The Bravo network, wisely hosting another of Moore's brilliant series, may be accessible only in some rural areas via digital satellite but its available on regular cable in most others. Let's hope you haven't missed the insanely wonderful episode in which Michael drives through homophobia's heartland in a huge pink Winnebago that's clearly marked The Sodomobile.

mmore7.jpg - 5.35 K Moore, you see, is a married heterosexual who doesn't mind if people think he's one of the unthinkables. He and his gang dress up like gay stereotypes. His Sodomobile is decorated in fashionable leopard skin wallpaper and adorned with pictures of Oscar Wilde. Signs on its exterior read: "If the Sodomobile's a Rockin' Don't Come a Knockin" and "Buggery on Board." Background music is courtesy of Madonna and The Village People.

**AIM A:** Using the passage on Moore's Sodomobile, explain in one to three sentences what reason it gives for Moore's willingness to dress up like a gay stereotype.
**AIM B:** Echo the records in Block 1, starting at the line containing "- separator: [961, 291, 963, 303]" and ending at the line containing "- cell-data-pedido: 03/01/2024 00:00:00: [524, 313, 708, 348]", with both of those lines included.
The text and the records are unrelated to each other.

**DATA LISTING:**
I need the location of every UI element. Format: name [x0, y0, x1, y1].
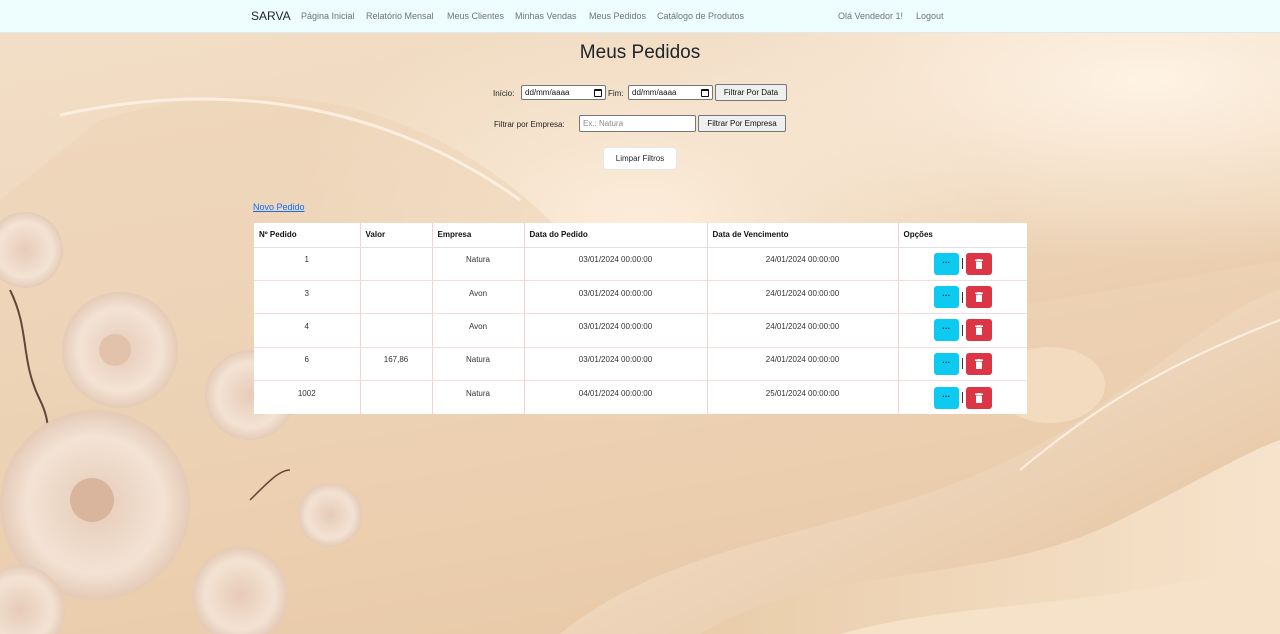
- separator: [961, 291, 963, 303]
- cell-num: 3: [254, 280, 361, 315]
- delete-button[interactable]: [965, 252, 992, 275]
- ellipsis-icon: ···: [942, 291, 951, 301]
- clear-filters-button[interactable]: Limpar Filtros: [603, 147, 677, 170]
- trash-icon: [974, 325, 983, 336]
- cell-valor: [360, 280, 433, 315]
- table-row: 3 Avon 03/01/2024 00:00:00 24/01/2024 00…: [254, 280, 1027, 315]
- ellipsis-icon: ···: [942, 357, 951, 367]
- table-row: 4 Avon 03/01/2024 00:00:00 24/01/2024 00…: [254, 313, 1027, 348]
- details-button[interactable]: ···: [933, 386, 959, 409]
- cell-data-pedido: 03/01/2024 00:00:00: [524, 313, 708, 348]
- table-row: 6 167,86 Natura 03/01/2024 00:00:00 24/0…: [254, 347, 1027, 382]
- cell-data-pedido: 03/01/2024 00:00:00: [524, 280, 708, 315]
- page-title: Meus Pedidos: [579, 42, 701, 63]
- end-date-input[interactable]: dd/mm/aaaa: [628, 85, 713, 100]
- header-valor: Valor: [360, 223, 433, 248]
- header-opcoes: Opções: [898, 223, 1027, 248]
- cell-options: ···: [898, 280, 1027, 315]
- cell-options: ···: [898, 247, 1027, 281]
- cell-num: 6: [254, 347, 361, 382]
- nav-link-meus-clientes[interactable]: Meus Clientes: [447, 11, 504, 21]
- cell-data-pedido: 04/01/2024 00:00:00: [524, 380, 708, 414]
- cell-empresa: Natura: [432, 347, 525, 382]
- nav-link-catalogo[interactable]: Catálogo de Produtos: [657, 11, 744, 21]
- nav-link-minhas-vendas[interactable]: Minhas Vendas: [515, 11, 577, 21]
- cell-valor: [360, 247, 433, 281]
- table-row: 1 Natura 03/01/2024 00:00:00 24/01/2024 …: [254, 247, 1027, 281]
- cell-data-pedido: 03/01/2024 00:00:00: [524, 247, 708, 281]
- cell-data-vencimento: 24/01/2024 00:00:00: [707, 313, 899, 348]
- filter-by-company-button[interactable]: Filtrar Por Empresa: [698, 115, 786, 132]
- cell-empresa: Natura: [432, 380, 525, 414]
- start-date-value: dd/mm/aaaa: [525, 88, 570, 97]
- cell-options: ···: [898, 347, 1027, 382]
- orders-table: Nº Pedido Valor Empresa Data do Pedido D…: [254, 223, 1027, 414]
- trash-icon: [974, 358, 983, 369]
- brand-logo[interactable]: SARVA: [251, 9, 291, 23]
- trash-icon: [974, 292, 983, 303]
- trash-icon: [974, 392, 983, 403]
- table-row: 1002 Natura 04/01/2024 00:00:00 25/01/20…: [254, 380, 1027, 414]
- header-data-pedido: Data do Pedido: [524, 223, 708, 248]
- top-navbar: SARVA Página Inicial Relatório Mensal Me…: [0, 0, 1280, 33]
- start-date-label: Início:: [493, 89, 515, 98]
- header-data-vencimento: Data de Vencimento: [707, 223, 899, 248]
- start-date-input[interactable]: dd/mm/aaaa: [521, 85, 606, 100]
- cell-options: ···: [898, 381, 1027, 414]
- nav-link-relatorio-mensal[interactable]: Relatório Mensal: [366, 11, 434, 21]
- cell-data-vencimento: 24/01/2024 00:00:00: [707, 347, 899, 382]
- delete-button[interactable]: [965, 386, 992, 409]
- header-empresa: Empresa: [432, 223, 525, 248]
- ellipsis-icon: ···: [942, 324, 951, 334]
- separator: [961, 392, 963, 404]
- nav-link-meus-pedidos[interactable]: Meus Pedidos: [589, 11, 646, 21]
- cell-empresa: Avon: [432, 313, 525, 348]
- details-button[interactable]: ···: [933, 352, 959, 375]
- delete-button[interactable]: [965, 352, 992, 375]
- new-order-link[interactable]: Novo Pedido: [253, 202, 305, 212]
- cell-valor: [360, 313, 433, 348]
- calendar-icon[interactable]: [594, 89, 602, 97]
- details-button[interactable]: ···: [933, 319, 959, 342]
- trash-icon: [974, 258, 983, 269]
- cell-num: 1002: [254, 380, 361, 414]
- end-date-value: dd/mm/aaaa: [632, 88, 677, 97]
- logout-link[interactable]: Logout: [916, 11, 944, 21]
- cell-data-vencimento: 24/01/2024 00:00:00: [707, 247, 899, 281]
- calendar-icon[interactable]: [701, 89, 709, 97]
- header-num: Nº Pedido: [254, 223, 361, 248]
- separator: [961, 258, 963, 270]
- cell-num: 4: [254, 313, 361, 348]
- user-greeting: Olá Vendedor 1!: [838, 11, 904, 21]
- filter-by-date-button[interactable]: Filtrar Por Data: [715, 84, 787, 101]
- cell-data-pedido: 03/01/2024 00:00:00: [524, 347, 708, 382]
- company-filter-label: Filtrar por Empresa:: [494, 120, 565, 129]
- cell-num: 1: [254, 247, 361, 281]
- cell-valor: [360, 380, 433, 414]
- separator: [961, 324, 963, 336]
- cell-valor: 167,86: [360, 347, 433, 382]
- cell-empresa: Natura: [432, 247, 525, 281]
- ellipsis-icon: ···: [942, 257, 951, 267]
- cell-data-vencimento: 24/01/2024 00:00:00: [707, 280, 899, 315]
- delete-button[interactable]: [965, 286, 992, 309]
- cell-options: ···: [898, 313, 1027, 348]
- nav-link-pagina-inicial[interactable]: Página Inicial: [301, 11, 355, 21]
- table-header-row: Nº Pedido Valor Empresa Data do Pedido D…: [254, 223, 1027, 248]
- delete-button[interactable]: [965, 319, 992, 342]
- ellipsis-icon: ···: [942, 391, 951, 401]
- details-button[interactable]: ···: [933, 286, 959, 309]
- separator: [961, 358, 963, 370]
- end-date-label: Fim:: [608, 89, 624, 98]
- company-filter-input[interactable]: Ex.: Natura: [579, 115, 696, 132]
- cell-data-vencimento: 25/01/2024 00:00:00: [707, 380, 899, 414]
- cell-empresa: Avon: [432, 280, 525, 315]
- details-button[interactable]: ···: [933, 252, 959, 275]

* * *

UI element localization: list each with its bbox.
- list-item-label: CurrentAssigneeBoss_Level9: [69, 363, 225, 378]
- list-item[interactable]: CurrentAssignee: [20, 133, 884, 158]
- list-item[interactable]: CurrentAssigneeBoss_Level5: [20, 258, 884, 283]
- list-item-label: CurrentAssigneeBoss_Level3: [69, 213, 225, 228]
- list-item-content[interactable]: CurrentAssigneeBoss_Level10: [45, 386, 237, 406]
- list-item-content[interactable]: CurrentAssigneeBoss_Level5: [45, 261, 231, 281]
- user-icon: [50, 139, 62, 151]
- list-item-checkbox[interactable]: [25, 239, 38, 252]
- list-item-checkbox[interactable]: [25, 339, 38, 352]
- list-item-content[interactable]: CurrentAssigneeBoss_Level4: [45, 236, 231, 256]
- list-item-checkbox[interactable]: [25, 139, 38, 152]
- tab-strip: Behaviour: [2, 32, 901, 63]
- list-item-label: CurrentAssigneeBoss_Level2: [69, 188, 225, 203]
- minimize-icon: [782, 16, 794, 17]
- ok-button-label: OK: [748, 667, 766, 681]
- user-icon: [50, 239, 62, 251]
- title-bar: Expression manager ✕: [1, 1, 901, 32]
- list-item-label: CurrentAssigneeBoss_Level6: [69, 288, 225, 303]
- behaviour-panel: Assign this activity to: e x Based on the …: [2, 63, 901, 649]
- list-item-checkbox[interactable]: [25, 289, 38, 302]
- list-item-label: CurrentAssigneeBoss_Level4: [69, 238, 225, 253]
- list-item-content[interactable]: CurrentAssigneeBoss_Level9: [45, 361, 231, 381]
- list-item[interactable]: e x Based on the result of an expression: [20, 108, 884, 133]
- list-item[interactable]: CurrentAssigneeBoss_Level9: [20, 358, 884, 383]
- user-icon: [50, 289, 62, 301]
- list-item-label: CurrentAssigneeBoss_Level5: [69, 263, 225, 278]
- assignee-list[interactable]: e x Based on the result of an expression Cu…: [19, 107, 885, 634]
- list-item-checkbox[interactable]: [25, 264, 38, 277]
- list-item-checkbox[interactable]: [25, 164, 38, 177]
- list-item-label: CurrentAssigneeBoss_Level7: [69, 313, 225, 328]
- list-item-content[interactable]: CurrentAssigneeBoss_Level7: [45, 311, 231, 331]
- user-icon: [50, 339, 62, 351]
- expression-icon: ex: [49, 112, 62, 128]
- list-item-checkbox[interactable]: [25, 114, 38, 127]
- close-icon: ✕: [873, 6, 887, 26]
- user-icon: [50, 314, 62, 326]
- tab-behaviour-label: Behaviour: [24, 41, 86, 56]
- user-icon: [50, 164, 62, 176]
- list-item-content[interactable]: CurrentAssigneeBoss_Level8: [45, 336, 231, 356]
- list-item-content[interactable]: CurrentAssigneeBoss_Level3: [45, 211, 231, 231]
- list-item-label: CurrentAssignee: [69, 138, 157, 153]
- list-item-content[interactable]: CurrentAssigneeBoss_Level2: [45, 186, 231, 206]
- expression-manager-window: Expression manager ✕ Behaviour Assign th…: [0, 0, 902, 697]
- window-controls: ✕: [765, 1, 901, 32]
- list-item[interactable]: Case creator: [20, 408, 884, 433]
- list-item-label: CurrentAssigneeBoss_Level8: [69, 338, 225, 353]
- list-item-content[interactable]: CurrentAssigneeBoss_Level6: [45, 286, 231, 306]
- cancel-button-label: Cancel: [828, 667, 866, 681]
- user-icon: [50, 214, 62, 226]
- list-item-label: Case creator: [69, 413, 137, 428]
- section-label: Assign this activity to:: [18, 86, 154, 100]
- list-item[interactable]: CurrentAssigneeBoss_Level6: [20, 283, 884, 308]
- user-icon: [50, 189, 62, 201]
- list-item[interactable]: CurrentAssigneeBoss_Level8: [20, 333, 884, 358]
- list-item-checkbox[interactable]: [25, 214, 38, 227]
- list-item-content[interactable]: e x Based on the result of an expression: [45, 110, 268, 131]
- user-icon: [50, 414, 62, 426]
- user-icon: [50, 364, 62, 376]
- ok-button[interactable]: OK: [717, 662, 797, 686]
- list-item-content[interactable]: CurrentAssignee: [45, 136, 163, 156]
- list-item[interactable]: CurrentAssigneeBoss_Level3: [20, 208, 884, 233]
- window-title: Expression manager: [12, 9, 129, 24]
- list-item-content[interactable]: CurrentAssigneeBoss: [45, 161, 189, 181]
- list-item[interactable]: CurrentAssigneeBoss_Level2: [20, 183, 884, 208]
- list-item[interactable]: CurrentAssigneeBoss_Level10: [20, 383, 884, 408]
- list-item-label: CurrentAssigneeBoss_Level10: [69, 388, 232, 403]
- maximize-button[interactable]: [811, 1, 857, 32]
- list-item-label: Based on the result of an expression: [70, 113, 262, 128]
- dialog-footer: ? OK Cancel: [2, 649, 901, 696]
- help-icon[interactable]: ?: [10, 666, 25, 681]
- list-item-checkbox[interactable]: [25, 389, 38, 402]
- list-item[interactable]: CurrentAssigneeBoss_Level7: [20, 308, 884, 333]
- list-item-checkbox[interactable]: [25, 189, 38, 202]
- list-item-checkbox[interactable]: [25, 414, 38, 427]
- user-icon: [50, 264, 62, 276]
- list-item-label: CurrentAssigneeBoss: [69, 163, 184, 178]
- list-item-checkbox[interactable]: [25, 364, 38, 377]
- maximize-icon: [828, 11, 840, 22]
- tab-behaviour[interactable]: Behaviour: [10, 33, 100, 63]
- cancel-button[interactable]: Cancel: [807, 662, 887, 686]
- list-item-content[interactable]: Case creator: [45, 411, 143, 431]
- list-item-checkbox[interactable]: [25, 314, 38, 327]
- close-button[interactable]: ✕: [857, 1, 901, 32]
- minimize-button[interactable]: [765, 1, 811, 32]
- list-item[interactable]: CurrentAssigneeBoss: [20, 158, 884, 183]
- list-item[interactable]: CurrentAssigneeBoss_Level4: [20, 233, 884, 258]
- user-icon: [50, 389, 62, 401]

**EXERCISE SOLUTION A:** The passage explains that Moore is a married heterosexual who doesn't mind if people think he's "one of the unthinkables." That is why he and his gang dress up like gay stereotypes.

**EXERCISE SOLUTION B:**
- separator: [961, 291, 963, 303]
- cell-num: 3: [254, 280, 361, 315]
- delete-button[interactable]: [965, 252, 992, 275]
- ellipsis-icon: ···: [942, 291, 951, 301]
- clear-filters-button[interactable]: Limpar Filtros: [603, 147, 677, 170]
- trash-icon: [974, 325, 983, 336]
- cell-valor: [360, 280, 433, 315]
- table-row: 3 Avon 03/01/2024 00:00:00 24/01/2024 00…: [254, 280, 1027, 315]
- ellipsis-icon: ···: [942, 357, 951, 367]
- table-row: 4 Avon 03/01/2024 00:00:00 24/01/2024 00…: [254, 313, 1027, 348]
- details-button[interactable]: ···: [933, 386, 959, 409]
- cell-data-pedido: 03/01/2024 00:00:00: [524, 313, 708, 348]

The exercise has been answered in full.